[Data items]
-.-.-

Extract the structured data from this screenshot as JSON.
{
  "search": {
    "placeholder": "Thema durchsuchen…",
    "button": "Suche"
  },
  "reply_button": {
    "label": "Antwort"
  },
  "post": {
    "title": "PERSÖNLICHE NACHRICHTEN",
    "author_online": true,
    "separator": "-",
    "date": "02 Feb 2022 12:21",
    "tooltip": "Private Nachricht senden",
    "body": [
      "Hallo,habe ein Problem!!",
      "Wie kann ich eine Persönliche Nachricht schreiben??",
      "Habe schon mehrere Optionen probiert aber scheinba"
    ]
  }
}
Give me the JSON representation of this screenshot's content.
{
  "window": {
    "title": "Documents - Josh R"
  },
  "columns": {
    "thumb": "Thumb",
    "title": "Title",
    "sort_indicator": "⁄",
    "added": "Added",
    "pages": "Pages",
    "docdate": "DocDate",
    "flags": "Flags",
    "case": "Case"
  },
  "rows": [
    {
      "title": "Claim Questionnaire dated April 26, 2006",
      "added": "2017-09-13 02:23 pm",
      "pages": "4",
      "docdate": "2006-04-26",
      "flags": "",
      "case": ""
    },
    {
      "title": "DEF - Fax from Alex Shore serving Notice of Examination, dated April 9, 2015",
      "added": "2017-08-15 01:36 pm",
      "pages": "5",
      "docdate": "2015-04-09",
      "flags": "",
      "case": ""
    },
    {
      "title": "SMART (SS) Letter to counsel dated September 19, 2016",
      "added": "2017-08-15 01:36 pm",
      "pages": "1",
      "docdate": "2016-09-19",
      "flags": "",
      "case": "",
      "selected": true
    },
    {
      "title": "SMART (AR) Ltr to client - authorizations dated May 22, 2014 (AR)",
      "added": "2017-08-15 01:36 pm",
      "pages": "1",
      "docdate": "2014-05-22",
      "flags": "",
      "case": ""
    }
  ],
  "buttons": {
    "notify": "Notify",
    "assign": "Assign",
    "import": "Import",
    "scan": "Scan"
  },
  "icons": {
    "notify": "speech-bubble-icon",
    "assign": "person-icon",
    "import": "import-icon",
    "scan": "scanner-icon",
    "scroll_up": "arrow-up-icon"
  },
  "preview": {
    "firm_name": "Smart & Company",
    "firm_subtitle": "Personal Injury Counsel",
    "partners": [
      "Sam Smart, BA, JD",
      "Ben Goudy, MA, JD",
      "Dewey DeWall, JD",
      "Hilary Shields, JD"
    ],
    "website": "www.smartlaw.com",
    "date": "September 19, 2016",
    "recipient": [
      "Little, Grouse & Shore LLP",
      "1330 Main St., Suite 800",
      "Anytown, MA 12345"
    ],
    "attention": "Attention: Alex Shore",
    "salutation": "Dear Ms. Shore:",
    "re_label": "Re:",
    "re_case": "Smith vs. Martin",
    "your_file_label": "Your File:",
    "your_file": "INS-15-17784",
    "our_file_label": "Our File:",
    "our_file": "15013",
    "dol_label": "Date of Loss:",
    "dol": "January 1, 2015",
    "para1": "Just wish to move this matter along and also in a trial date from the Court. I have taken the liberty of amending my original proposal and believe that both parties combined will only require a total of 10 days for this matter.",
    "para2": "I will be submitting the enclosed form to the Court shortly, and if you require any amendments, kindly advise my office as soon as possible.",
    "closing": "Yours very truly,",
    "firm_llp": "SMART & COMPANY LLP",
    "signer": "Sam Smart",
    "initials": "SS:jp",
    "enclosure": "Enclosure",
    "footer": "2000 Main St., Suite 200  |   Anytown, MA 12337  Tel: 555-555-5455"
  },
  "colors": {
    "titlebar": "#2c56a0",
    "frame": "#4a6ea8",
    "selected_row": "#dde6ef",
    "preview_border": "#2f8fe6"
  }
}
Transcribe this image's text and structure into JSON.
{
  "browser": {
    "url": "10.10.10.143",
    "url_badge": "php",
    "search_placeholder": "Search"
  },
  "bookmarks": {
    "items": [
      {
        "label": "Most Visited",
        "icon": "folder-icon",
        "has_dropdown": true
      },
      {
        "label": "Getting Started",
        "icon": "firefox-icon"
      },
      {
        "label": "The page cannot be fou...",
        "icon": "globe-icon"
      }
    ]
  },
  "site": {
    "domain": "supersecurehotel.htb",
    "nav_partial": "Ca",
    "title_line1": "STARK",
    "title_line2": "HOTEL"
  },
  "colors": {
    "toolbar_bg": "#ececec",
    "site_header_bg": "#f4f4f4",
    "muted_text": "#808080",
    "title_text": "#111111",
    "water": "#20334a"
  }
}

-.-.-

Given problem :: Scan the listing above and copy all lines containing the word "Suite".

Exercise output ::
      "1330 Main St., Suite 800",
    "footer": "2000 Main St., Suite 200  |   Anytown, MA 12337  Tel: 555-555-5455"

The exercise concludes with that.